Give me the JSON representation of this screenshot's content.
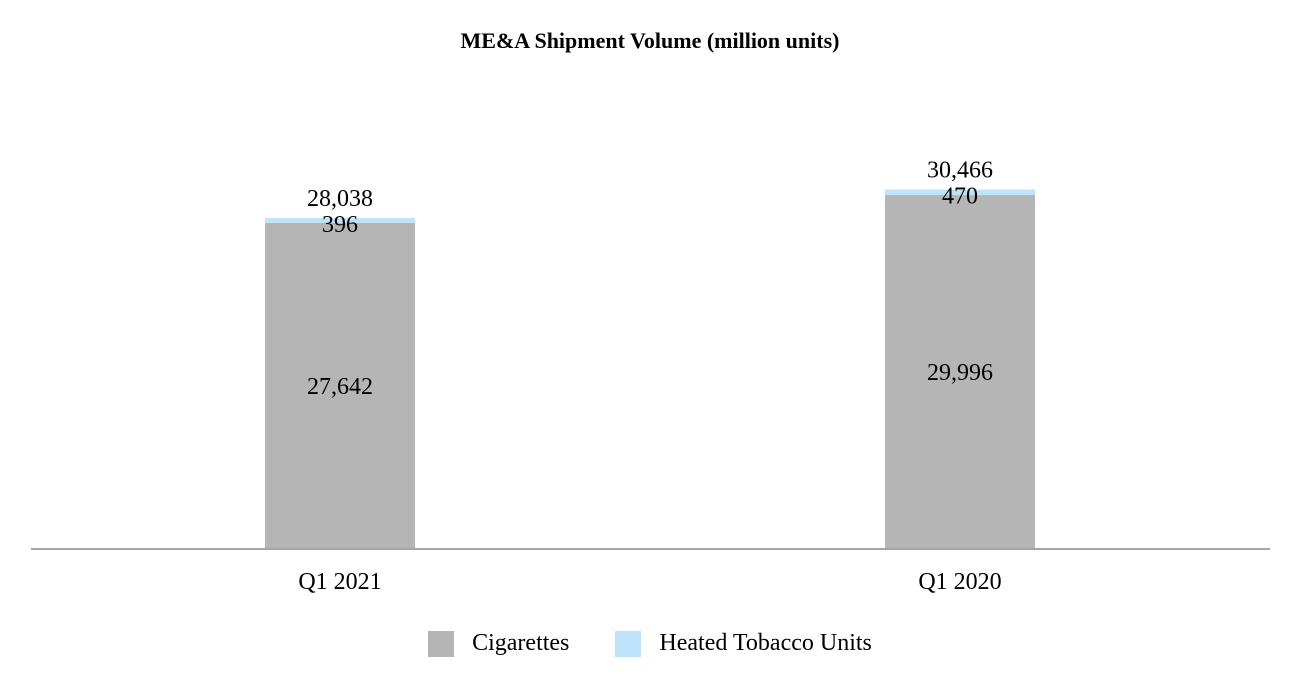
{
  "chart_data": {
    "type": "bar",
    "stacked": true,
    "title": "ME&A Shipment Volume (million units)",
    "categories": [
      "Q1 2021",
      "Q1 2020"
    ],
    "series": [
      {
        "name": "Cigarettes",
        "values": [
          27642,
          29996
        ],
        "color": "#b5b5b5",
        "labels": [
          "27,642",
          "29,996"
        ]
      },
      {
        "name": "Heated Tobacco Units",
        "values": [
          396,
          470
        ],
        "color": "#bde3fb",
        "labels": [
          "396",
          "470"
        ]
      }
    ],
    "totals": [
      28038,
      30466
    ],
    "total_labels": [
      "28,038",
      "30,466"
    ],
    "xlabel": "",
    "ylabel": "",
    "ylim": [
      0,
      35000
    ],
    "grid": false,
    "legend": "bottom-center",
    "axis_color": "#a6a6a6"
  }
}
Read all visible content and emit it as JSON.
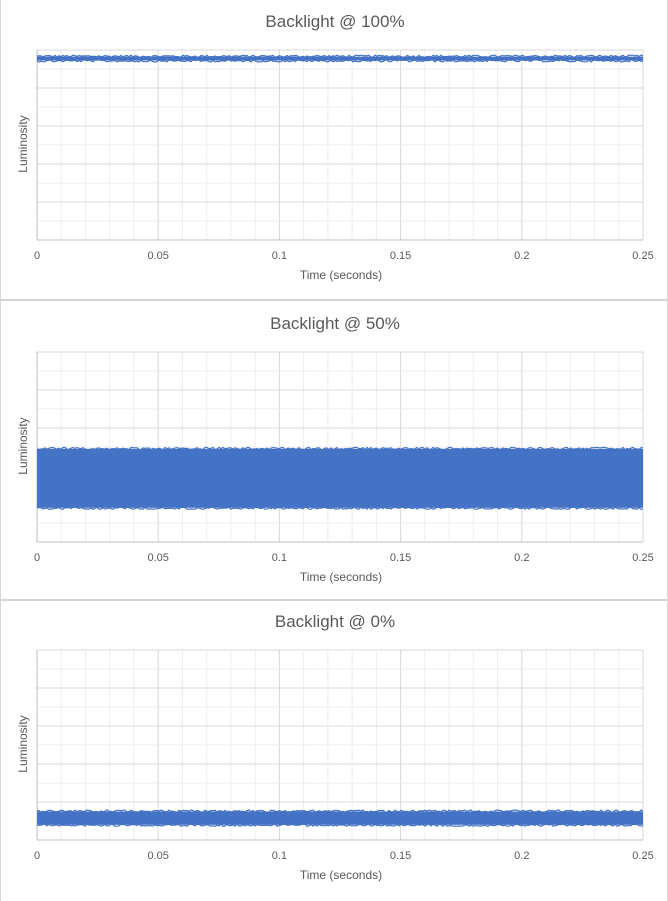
{
  "chart_data": [
    {
      "type": "line",
      "title": "Backlight @ 100%",
      "xlabel": "Time (seconds)",
      "ylabel": "Luminosity",
      "xlim": [
        0,
        0.25
      ],
      "x_ticks": [
        "0",
        "0.05",
        "0.1",
        "0.15",
        "0.2",
        "0.25"
      ],
      "ylim": [
        0,
        100
      ],
      "grid": true,
      "series": [
        {
          "color": "#4472c4",
          "x_range": [
            0,
            0.25
          ],
          "y_low": 94.5,
          "y_high": 96.5
        }
      ]
    },
    {
      "type": "line",
      "title": "Backlight @ 50%",
      "xlabel": "Time (seconds)",
      "ylabel": "Luminosity",
      "xlim": [
        0,
        0.25
      ],
      "x_ticks": [
        "0",
        "0.05",
        "0.1",
        "0.15",
        "0.2",
        "0.25"
      ],
      "ylim": [
        0,
        100
      ],
      "grid": true,
      "series": [
        {
          "color": "#4472c4",
          "x_range": [
            0,
            0.25
          ],
          "y_low": 18,
          "y_high": 49
        }
      ]
    },
    {
      "type": "line",
      "title": "Backlight @ 0%",
      "xlabel": "Time (seconds)",
      "ylabel": "Luminosity",
      "xlim": [
        0,
        0.25
      ],
      "x_ticks": [
        "0",
        "0.05",
        "0.1",
        "0.15",
        "0.2",
        "0.25"
      ],
      "ylim": [
        0,
        100
      ],
      "grid": true,
      "series": [
        {
          "color": "#4472c4",
          "x_range": [
            0,
            0.25
          ],
          "y_low": 8,
          "y_high": 15
        }
      ]
    }
  ]
}
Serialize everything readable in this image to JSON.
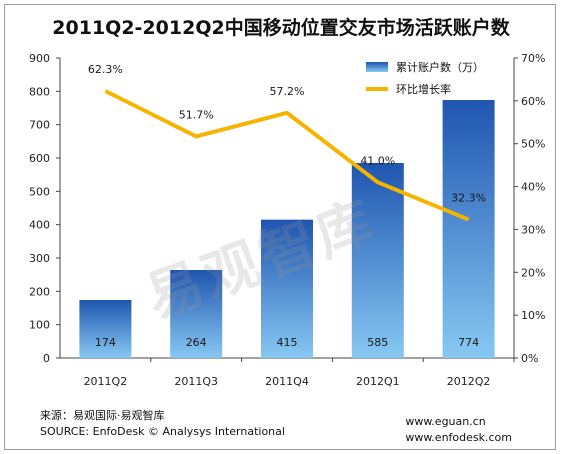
{
  "chart_data": {
    "type": "bar",
    "title": "2011Q2-2012Q2中国移动位置交友市场活跃账户数",
    "categories": [
      "2011Q2",
      "2011Q3",
      "2011Q4",
      "2012Q1",
      "2012Q2"
    ],
    "series": [
      {
        "name": "累计账户数（万）",
        "type": "bar",
        "axis": "left",
        "values": [
          174,
          264,
          415,
          585,
          774
        ]
      },
      {
        "name": "环比增长率",
        "type": "line",
        "axis": "right",
        "values": [
          62.3,
          51.7,
          57.2,
          41.0,
          32.3
        ]
      }
    ],
    "rate_labels": [
      "62.3%",
      "51.7%",
      "57.2%",
      "41.0%",
      "32.3%"
    ],
    "y_left": {
      "ylim": [
        0,
        900
      ],
      "ticks": [
        "0",
        "100",
        "200",
        "300",
        "400",
        "500",
        "600",
        "700",
        "800",
        "900"
      ]
    },
    "y_right": {
      "ylim": [
        0,
        70
      ],
      "ticks": [
        "0%",
        "10%",
        "20%",
        "30%",
        "40%",
        "50%",
        "60%",
        "70%"
      ]
    },
    "grid": false,
    "legend_position": "top-right",
    "colors": {
      "bar_top": "#1f55b0",
      "bar_bottom": "#87c8f2",
      "line": "#f4b400"
    }
  },
  "watermark": "易观智库",
  "footer": {
    "source_cn": "来源：易观国际·易观智库",
    "source_en": "SOURCE: EnfoDesk © Analysys International",
    "url1": "www.eguan.cn",
    "url2": "www.enfodesk.com"
  }
}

---

TO DO
Pictures are excluded; repeat every record exactly.

TASK RESULT
Give me the JSON representation of this screenshot's content.
{
  "chart_data": {
    "type": "bar",
    "stacked": true,
    "title": "ME&A Shipment Volume (million units)",
    "categories": [
      "Q1 2021",
      "Q1 2020"
    ],
    "series": [
      {
        "name": "Cigarettes",
        "values": [
          27642,
          29996
        ],
        "color": "#b5b5b5",
        "labels": [
          "27,642",
          "29,996"
        ]
      },
      {
        "name": "Heated Tobacco Units",
        "values": [
          396,
          470
        ],
        "color": "#bde3fb",
        "labels": [
          "396",
          "470"
        ]
      }
    ],
    "totals": [
      28038,
      30466
    ],
    "total_labels": [
      "28,038",
      "30,466"
    ],
    "xlabel": "",
    "ylabel": "",
    "ylim": [
      0,
      35000
    ],
    "grid": false,
    "legend": "bottom-center",
    "axis_color": "#a6a6a6"
  }
}
Read all visible content and emit it as JSON.
{
  "chart_data": [
    {
      "type": "line",
      "title": "Backlight @ 100%",
      "xlabel": "Time (seconds)",
      "ylabel": "Luminosity",
      "xlim": [
        0,
        0.25
      ],
      "x_ticks": [
        "0",
        "0.05",
        "0.1",
        "0.15",
        "0.2",
        "0.25"
      ],
      "ylim": [
        0,
        100
      ],
      "grid": true,
      "series": [
        {
          "color": "#4472c4",
          "x_range": [
            0,
            0.25
          ],
          "y_low": 94.5,
          "y_high": 96.5
        }
      ]
    },
    {
      "type": "line",
      "title": "Backlight @ 50%",
      "xlabel": "Time (seconds)",
      "ylabel": "Luminosity",
      "xlim": [
        0,
        0.25
      ],
      "x_ticks": [
        "0",
        "0.05",
        "0.1",
        "0.15",
        "0.2",
        "0.25"
      ],
      "ylim": [
        0,
        100
      ],
      "grid": true,
      "series": [
        {
          "color": "#4472c4",
          "x_range": [
            0,
            0.25
          ],
          "y_low": 18,
          "y_high": 49
        }
      ]
    },
    {
      "type": "line",
      "title": "Backlight @ 0%",
      "xlabel": "Time (seconds)",
      "ylabel": "Luminosity",
      "xlim": [
        0,
        0.25
      ],
      "x_ticks": [
        "0",
        "0.05",
        "0.1",
        "0.15",
        "0.2",
        "0.25"
      ],
      "ylim": [
        0,
        100
      ],
      "grid": true,
      "series": [
        {
          "color": "#4472c4",
          "x_range": [
            0,
            0.25
          ],
          "y_low": 8,
          "y_high": 15
        }
      ]
    }
  ]
}
Serialize everything readable in this image to JSON.
{
  "chart_data": {
    "type": "bar",
    "title": "2011Q2-2012Q2中国移动位置交友市场活跃账户数",
    "categories": [
      "2011Q2",
      "2011Q3",
      "2011Q4",
      "2012Q1",
      "2012Q2"
    ],
    "series": [
      {
        "name": "累计账户数（万）",
        "type": "bar",
        "axis": "left",
        "values": [
          174,
          264,
          415,
          585,
          774
        ]
      },
      {
        "name": "环比增长率",
        "type": "line",
        "axis": "right",
        "values": [
          62.3,
          51.7,
          57.2,
          41.0,
          32.3
        ]
      }
    ],
    "rate_labels": [
      "62.3%",
      "51.7%",
      "57.2%",
      "41.0%",
      "32.3%"
    ],
    "y_left": {
      "ylim": [
        0,
        900
      ],
      "ticks": [
        "0",
        "100",
        "200",
        "300",
        "400",
        "500",
        "600",
        "700",
        "800",
        "900"
      ]
    },
    "y_right": {
      "ylim": [
        0,
        70
      ],
      "ticks": [
        "0%",
        "10%",
        "20%",
        "30%",
        "40%",
        "50%",
        "60%",
        "70%"
      ]
    },
    "grid": false,
    "legend_position": "top-right",
    "colors": {
      "bar_top": "#1f55b0",
      "bar_bottom": "#87c8f2",
      "line": "#f4b400"
    }
  },
  "watermark": "易观智库",
  "footer": {
    "source_cn": "来源：易观国际·易观智库",
    "source_en": "SOURCE: EnfoDesk © Analysys International",
    "url1": "www.eguan.cn",
    "url2": "www.enfodesk.com"
  }
}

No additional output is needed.